## WHAT THE EXERCISE ASKS
Find how many lines in the data below mention "secondo". Give the number only.

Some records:
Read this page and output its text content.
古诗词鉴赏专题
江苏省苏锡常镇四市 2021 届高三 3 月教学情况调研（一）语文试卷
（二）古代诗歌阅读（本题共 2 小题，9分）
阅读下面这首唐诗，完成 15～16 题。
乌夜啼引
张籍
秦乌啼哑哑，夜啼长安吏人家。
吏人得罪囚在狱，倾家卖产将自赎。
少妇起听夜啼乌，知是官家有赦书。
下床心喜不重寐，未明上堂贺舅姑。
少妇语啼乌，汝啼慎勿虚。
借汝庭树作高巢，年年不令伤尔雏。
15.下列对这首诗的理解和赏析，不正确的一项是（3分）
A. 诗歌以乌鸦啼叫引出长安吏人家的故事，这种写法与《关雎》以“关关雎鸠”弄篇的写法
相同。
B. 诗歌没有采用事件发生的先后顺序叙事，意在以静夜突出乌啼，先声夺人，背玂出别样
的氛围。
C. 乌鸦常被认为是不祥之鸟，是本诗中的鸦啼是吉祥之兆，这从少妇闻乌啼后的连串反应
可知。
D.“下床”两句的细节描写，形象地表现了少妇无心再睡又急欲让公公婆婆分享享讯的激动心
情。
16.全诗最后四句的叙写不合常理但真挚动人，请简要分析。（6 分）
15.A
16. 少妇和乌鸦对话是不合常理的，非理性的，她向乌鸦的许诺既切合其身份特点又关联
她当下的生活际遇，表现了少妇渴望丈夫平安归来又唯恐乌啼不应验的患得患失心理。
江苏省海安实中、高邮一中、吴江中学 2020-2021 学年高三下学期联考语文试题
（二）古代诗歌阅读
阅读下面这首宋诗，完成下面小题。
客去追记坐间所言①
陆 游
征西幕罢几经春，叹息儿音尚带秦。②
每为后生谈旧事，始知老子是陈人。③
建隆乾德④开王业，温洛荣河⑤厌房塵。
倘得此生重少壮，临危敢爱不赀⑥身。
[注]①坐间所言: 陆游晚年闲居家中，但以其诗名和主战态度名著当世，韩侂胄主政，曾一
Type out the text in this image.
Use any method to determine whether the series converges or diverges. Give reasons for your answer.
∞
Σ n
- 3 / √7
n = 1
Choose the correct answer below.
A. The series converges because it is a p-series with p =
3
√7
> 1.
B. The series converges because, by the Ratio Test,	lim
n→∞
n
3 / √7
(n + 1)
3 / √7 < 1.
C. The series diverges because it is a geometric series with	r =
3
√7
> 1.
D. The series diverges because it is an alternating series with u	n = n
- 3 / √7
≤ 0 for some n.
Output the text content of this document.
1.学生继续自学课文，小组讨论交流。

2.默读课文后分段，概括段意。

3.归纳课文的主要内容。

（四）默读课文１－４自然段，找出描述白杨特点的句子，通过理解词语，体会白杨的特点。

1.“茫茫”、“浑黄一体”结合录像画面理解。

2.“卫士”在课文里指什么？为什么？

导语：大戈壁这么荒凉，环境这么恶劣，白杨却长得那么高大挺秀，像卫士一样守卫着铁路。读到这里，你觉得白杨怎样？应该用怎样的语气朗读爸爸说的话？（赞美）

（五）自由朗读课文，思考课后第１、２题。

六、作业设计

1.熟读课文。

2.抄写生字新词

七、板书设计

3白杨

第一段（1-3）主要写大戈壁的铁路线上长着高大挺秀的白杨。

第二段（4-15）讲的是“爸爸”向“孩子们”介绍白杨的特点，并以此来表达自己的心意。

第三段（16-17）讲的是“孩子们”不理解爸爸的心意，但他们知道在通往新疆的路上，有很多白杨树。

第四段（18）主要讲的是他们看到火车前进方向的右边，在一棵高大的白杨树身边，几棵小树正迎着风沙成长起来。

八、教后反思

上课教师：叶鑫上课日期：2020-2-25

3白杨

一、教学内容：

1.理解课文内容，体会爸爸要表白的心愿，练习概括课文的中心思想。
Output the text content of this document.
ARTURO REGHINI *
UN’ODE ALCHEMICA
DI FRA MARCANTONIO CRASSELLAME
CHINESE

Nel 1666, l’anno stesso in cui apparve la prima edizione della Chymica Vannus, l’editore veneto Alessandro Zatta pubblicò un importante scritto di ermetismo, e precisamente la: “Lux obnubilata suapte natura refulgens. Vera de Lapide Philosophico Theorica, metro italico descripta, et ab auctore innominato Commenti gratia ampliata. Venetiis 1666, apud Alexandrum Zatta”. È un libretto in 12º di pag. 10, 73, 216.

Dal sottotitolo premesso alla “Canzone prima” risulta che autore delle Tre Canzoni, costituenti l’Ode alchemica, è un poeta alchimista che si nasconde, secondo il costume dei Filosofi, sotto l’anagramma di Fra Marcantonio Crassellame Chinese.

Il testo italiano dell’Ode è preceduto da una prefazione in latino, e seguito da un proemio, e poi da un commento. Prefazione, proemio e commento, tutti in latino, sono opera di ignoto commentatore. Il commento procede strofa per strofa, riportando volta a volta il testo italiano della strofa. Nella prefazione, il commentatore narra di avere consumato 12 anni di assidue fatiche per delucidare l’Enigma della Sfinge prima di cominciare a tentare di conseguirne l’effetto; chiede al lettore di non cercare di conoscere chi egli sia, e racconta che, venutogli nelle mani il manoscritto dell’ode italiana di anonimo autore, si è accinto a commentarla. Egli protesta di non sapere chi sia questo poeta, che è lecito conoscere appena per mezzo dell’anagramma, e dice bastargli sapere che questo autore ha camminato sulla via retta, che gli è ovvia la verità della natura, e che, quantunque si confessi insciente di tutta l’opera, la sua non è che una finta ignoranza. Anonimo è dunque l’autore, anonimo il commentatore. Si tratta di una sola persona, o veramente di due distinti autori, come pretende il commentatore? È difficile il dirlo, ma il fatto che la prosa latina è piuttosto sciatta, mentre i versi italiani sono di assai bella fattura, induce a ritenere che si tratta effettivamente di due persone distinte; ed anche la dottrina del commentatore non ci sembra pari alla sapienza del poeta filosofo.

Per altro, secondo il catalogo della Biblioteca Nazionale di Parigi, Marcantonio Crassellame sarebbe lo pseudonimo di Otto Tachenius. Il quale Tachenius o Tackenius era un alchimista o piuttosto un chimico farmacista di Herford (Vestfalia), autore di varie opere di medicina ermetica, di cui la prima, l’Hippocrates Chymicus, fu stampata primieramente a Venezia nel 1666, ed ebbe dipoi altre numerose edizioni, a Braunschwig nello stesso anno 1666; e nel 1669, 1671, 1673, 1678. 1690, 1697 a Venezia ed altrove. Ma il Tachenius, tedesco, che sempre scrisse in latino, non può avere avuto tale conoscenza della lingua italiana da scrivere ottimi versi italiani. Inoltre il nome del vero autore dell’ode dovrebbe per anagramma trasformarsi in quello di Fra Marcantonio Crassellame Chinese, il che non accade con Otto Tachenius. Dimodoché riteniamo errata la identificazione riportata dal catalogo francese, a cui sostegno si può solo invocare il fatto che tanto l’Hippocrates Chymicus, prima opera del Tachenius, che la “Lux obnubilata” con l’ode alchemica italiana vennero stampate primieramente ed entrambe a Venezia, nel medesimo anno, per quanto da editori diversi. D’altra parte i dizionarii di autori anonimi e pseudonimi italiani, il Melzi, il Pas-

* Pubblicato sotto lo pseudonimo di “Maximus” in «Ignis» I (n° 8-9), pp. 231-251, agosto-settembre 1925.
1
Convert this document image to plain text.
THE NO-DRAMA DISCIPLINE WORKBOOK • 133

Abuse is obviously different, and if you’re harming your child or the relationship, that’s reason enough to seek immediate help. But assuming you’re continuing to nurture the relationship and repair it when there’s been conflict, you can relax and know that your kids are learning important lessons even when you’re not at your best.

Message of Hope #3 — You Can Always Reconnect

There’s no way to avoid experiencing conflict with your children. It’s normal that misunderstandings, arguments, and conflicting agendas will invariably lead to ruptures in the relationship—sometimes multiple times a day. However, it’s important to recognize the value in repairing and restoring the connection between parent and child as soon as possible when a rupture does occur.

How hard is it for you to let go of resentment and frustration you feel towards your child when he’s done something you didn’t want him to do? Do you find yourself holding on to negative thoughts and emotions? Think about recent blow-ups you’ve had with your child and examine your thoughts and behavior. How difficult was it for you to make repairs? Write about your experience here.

## ANSWER TO THE TASK
2